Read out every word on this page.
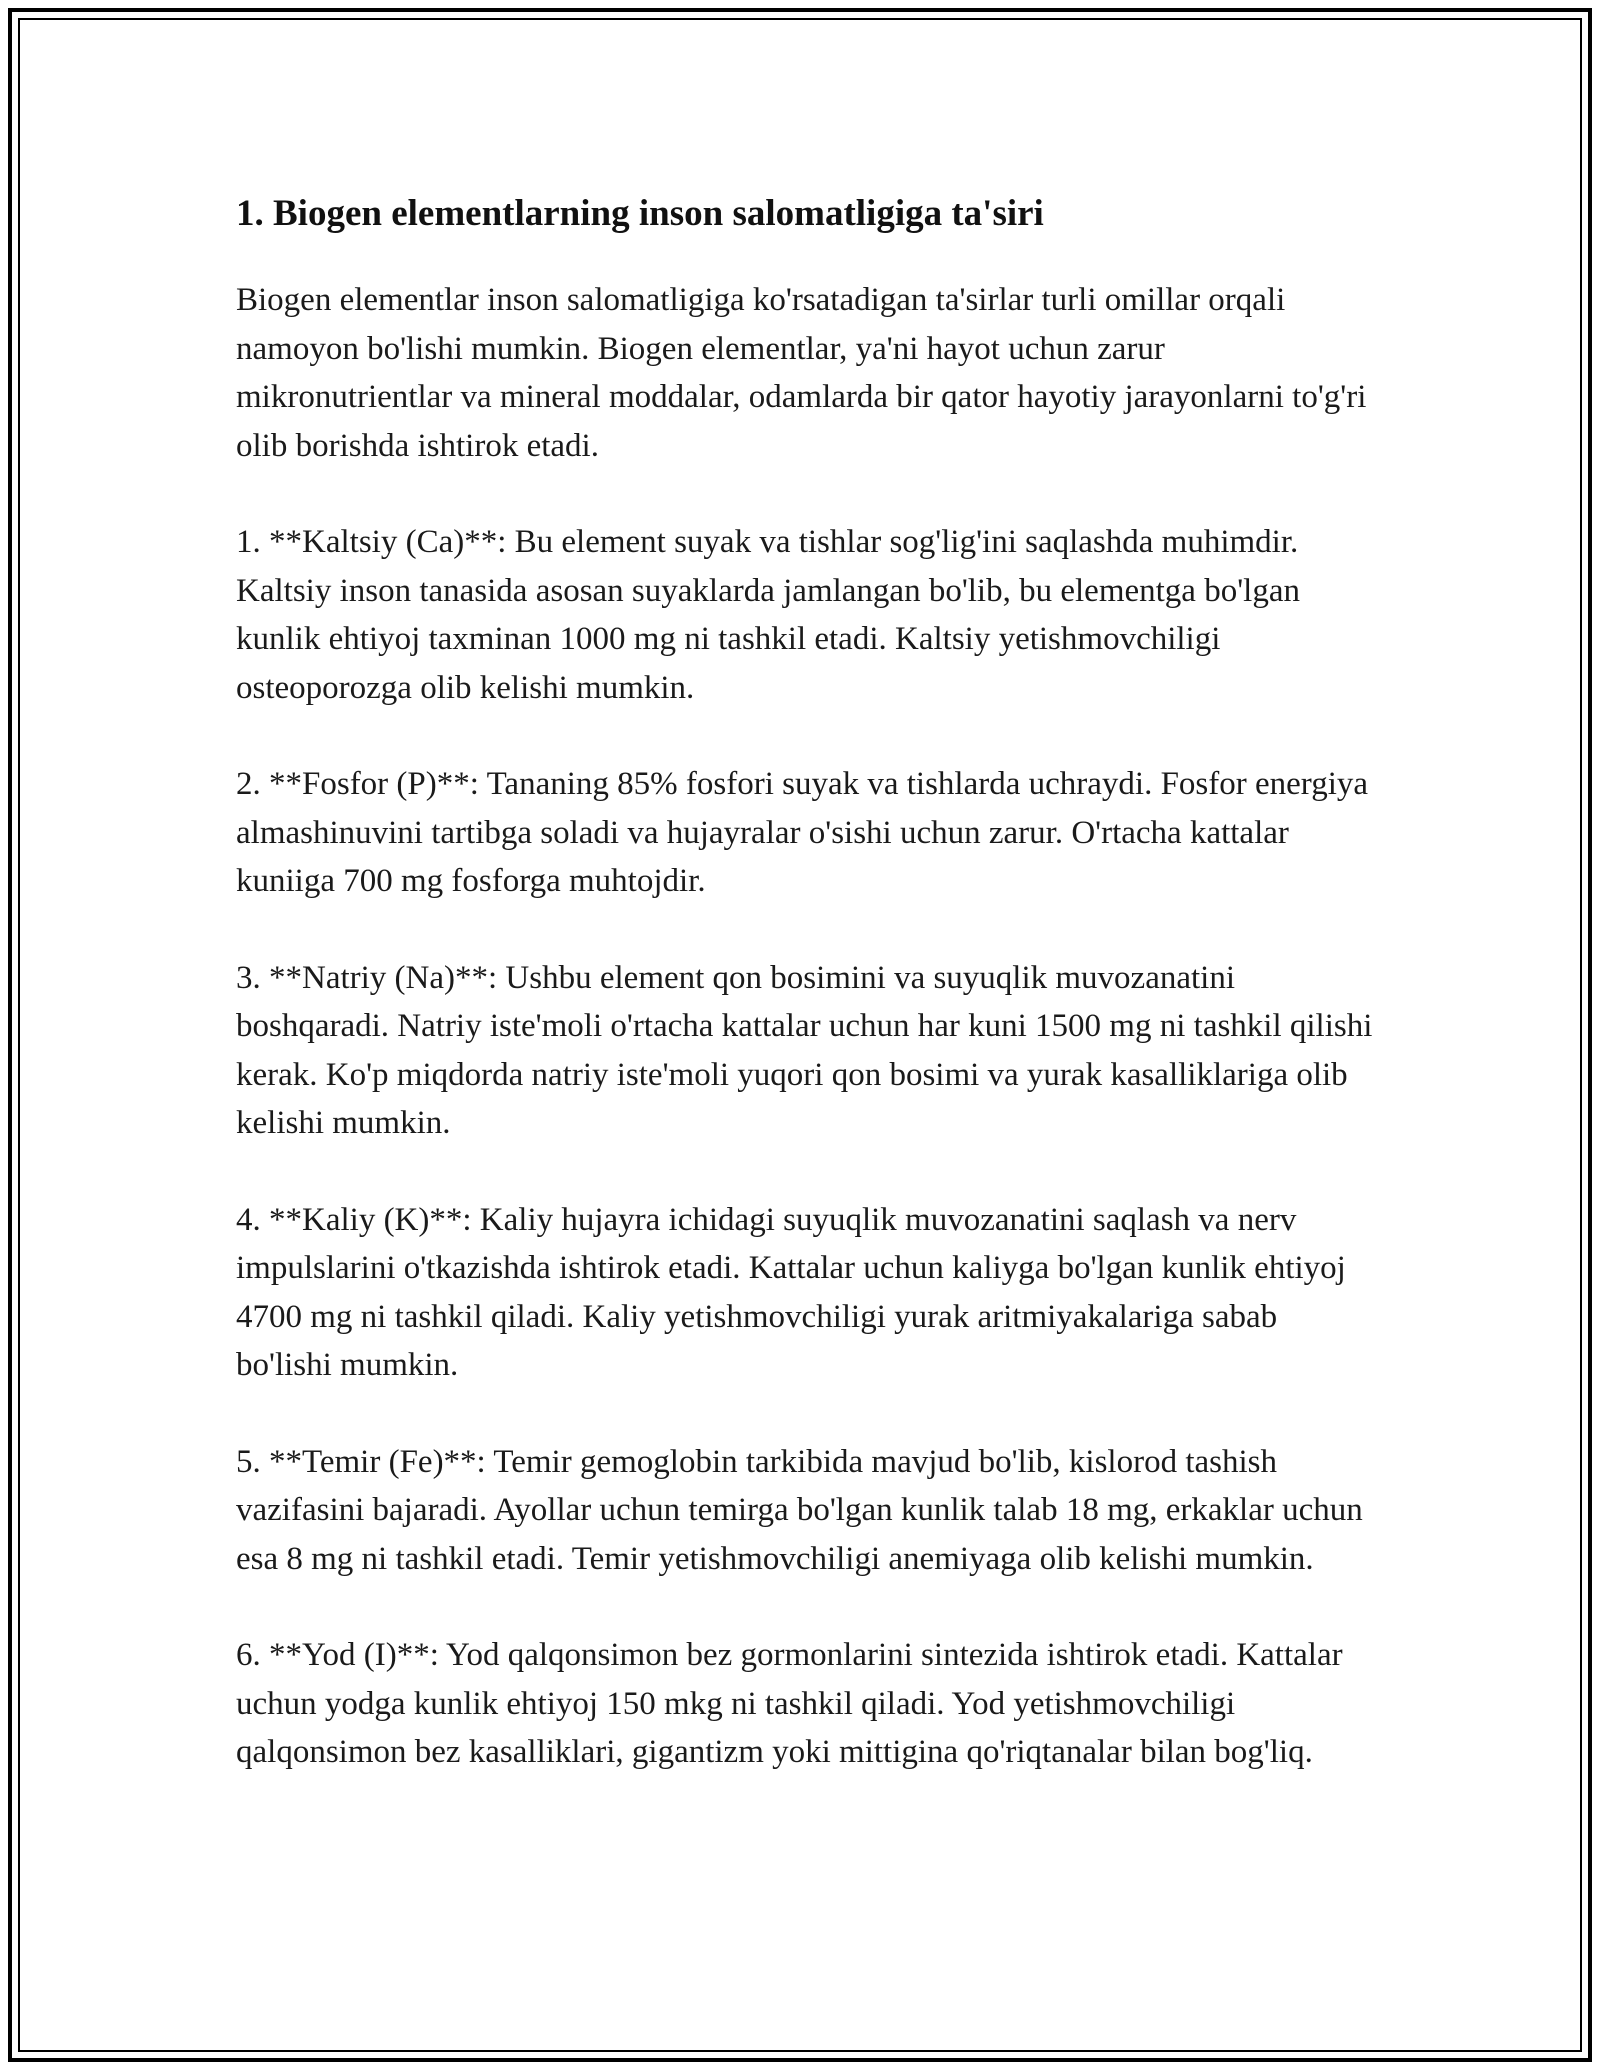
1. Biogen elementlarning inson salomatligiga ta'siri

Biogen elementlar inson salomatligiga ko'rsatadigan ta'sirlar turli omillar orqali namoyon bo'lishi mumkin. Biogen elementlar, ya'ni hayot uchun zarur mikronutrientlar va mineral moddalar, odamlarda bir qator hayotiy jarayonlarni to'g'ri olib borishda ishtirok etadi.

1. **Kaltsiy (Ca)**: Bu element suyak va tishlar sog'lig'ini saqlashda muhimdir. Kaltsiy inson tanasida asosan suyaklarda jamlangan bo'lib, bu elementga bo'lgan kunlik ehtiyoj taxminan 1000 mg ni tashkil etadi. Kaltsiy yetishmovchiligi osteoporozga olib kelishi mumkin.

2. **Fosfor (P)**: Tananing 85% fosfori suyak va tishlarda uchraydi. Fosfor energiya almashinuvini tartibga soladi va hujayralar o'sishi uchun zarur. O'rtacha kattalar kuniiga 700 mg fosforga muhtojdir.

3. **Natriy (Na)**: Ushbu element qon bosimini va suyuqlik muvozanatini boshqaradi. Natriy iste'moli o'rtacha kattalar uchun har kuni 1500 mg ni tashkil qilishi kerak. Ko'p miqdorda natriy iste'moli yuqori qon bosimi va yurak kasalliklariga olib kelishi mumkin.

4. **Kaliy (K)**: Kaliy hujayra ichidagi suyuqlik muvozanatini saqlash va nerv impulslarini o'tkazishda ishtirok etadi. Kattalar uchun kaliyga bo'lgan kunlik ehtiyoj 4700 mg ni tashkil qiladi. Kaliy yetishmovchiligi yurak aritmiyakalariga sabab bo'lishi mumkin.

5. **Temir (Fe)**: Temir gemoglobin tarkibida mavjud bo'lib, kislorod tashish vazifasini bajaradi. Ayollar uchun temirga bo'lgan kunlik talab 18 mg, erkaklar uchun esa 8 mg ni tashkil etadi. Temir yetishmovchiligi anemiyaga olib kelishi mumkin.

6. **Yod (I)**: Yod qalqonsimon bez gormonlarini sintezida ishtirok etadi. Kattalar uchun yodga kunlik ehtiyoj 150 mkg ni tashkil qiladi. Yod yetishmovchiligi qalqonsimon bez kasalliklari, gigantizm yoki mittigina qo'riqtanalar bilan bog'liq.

* * *

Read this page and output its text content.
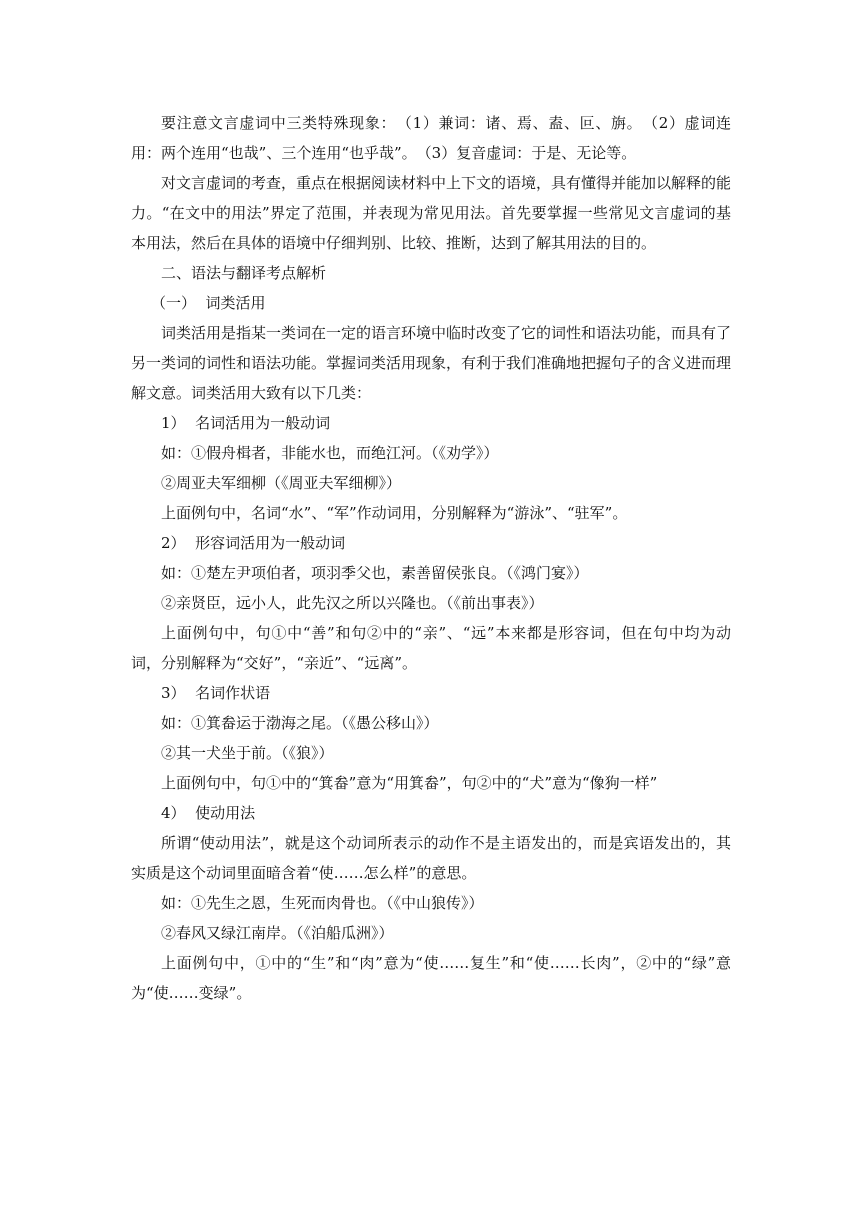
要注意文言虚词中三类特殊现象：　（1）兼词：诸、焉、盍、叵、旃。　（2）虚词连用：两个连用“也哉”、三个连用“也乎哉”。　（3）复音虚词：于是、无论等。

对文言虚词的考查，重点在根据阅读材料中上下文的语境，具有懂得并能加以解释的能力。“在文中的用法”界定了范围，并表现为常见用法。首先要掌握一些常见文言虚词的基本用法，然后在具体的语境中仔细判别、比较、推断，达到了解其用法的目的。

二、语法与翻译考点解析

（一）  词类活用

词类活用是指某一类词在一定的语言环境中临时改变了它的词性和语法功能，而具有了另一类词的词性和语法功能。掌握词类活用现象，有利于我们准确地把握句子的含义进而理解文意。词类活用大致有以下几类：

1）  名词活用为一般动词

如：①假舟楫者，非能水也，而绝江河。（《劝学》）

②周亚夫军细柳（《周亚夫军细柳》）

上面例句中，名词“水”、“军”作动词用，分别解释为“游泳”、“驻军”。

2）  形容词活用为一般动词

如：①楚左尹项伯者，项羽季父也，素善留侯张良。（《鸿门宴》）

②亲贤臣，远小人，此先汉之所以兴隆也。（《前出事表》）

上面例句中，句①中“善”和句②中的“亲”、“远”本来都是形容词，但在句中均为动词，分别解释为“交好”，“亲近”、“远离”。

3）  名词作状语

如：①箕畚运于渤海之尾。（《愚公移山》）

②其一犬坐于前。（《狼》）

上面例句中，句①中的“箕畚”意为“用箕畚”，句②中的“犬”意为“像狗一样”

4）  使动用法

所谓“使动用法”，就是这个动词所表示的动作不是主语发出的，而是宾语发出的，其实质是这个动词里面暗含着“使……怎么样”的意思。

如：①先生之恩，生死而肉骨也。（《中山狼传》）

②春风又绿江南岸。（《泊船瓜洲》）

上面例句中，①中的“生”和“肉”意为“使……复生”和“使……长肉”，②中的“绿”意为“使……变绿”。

* * *

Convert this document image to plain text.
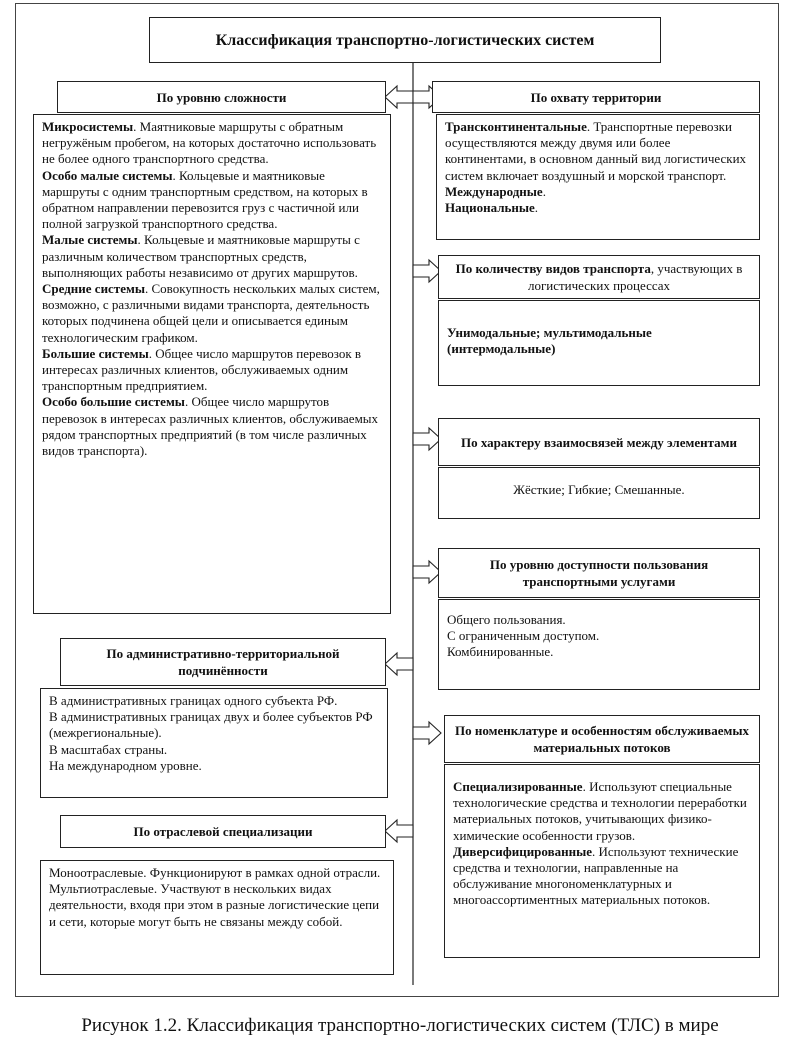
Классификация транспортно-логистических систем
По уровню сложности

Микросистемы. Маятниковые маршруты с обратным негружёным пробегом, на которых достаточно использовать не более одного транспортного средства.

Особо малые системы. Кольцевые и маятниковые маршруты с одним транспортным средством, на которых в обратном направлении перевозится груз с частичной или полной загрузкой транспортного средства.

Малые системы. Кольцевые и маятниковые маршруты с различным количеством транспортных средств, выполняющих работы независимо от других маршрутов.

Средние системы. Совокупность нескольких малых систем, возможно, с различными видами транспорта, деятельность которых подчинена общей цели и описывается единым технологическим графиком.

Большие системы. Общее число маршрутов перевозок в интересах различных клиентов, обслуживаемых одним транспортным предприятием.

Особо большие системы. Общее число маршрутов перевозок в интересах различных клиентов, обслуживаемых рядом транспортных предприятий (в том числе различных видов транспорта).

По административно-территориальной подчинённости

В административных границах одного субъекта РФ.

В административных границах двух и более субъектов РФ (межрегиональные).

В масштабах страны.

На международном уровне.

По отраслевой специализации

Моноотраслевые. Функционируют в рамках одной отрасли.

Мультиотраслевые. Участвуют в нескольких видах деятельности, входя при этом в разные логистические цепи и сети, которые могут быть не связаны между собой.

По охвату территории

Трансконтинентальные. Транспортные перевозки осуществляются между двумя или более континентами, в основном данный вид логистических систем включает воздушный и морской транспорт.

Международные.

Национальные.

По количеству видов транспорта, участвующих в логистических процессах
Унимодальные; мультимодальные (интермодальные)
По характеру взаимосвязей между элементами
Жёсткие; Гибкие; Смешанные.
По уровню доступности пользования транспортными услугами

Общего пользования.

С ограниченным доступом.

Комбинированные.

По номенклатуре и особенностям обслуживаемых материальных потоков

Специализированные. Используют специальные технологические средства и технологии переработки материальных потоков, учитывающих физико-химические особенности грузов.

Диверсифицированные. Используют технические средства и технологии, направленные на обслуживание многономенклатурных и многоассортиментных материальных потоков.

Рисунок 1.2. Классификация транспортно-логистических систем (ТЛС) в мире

**Task objective:** Check each line above for "inson" and return the ones that have it.

**Written answer:**
1. Biogen elementlarning inson salomatligiga ta'siri
Biogen elementlar inson salomatligiga ko'rsatadigan ta'sirlar turli omillar orqali namoyon bo'lishi mumkin. Biogen elementlar, ya'ni hayot uchun zarur mikronutrientlar va mineral moddalar, odamlarda bir qator hayotiy jarayonlarni to'g'ri olib borishda ishtirok etadi.
1. **Kaltsiy (Ca)**: Bu element suyak va tishlar sog'lig'ini saqlashda muhimdir. Kaltsiy inson tanasida asosan suyaklarda jamlangan bo'lib, bu elementga bo'lgan kunlik ehtiyoj taxminan 1000 mg ni tashkil etadi. Kaltsiy yetishmovchiligi osteoporozga olib kelishi mumkin.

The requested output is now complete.